* Instructions for the task *
A faithful copy without images is required: write out all the records exactly.

* Stored data *
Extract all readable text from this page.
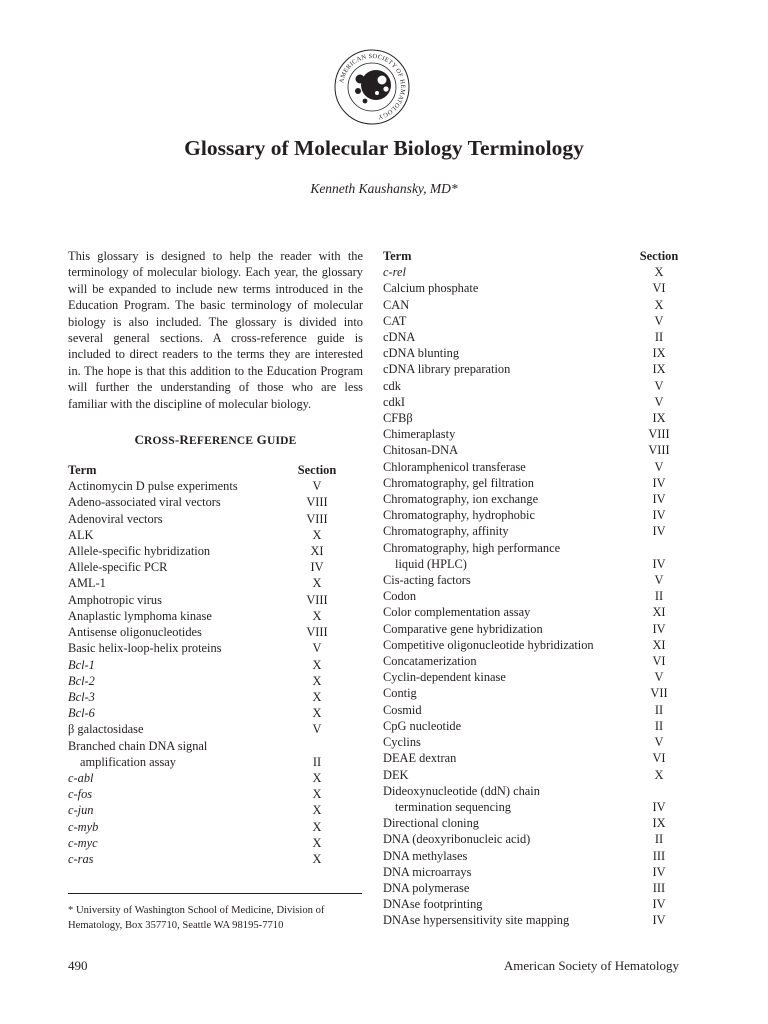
AMERICAN SOCIETY OF HEMATOLOGY
Glossary of Molecular Biology Terminology
Kenneth Kaushansky, MD*

This glossary is designed to help the reader with the terminology of molecular biology. Each year, the glossary will be expanded to include new terms introduced in the Education Program. The basic terminology of molecular biology is also included. The glossary is divided into several general sections. A cross-reference guide is included to direct readers to the terms they are interested in. The hope is that this addition to the Education Program will further the understanding of those who are less familiar with the discipline of molecular biology.

CROSS-REFERENCE GUIDE
Term	Section
Actinomycin D pulse experiments	V
Adeno-associated viral vectors	VIII
Adenoviral vectors	VIII
ALK	X
Allele-specific hybridization	XI
Allele-specific PCR	IV
AML-1	X
Amphotropic virus	VIII
Anaplastic lymphoma kinase	X
Antisense oligonucleotides	VIII
Basic helix-loop-helix proteins	V
Bcl-1	X
Bcl-2	X
Bcl-3	X
Bcl-6	X
β galactosidase	V
Branched chain DNA signal	
amplification assay	II
c-abl	X
c-fos	X
c-jun	X
c-myb	X
c-myc	X
c-ras	X
Term	Section
c-rel	X
Calcium phosphate	VI
CAN	X
CAT	V
cDNA	II
cDNA blunting	IX
cDNA library preparation	IX
cdk	V
cdkI	V
CFBβ	IX
Chimeraplasty	VIII
Chitosan-DNA	VIII
Chloramphenicol transferase	V
Chromatography, gel filtration	IV
Chromatography, ion exchange	IV
Chromatography, hydrophobic	IV
Chromatography, affinity	IV
Chromatography, high performance	
liquid (HPLC)	IV
Cis-acting factors	V
Codon	II
Color complementation assay	XI
Comparative gene hybridization	IV
Competitive oligonucleotide hybridization	XI
Concatamerization	VI
Cyclin-dependent kinase	V
Contig	VII
Cosmid	II
CpG nucleotide	II
Cyclins	V
DEAE dextran	VI
DEK	X
Dideoxynucleotide (ddN) chain	
termination sequencing	IV
Directional cloning	IX
DNA (deoxyribonucleic acid)	II
DNA methylases	III
DNA microarrays	IV
DNA polymerase	III
DNAse footprinting	IV
DNAse hypersensitivity site mapping	IV
* University of Washington School of Medicine, Division of Hematology, Box 357710, Seattle WA 98195-7710
490	American Society of Hematology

* Answer to this task *
Extract all readable text from this page.
AMERICAN SOCIETY OF HEMATOLOGY
Glossary of Molecular Biology Terminology
Kenneth Kaushansky, MD*

This glossary is designed to help the reader with the terminology of molecular biology. Each year, the glossary will be expanded to include new terms introduced in the Education Program. The basic terminology of molecular biology is also included. The glossary is divided into several general sections. A cross-reference guide is included to direct readers to the terms they are interested in. The hope is that this addition to the Education Program will further the understanding of those who are less familiar with the discipline of molecular biology.

CROSS-REFERENCE GUIDE
Term	Section
Actinomycin D pulse experiments	V
Adeno-associated viral vectors	VIII
Adenoviral vectors	VIII
ALK	X
Allele-specific hybridization	XI
Allele-specific PCR	IV
AML-1	X
Amphotropic virus	VIII
Anaplastic lymphoma kinase	X
Antisense oligonucleotides	VIII
Basic helix-loop-helix proteins	V
Bcl-1	X
Bcl-2	X
Bcl-3	X
Bcl-6	X
β galactosidase	V
Branched chain DNA signal	
amplification assay	II
c-abl	X
c-fos	X
c-jun	X
c-myb	X
c-myc	X
c-ras	X
Term	Section
c-rel	X
Calcium phosphate	VI
CAN	X
CAT	V
cDNA	II
cDNA blunting	IX
cDNA library preparation	IX
cdk	V
cdkI	V
CFBβ	IX
Chimeraplasty	VIII
Chitosan-DNA	VIII
Chloramphenicol transferase	V
Chromatography, gel filtration	IV
Chromatography, ion exchange	IV
Chromatography, hydrophobic	IV
Chromatography, affinity	IV
Chromatography, high performance	
liquid (HPLC)	IV
Cis-acting factors	V
Codon	II
Color complementation assay	XI
Comparative gene hybridization	IV
Competitive oligonucleotide hybridization	XI
Concatamerization	VI
Cyclin-dependent kinase	V
Contig	VII
Cosmid	II
CpG nucleotide	II
Cyclins	V
DEAE dextran	VI
DEK	X
Dideoxynucleotide (ddN) chain	
termination sequencing	IV
Directional cloning	IX
DNA (deoxyribonucleic acid)	II
DNA methylases	III
DNA microarrays	IV
DNA polymerase	III
DNAse footprinting	IV
DNAse hypersensitivity site mapping	IV
* University of Washington School of Medicine, Division of Hematology, Box 357710, Seattle WA 98195-7710
490	American Society of Hematology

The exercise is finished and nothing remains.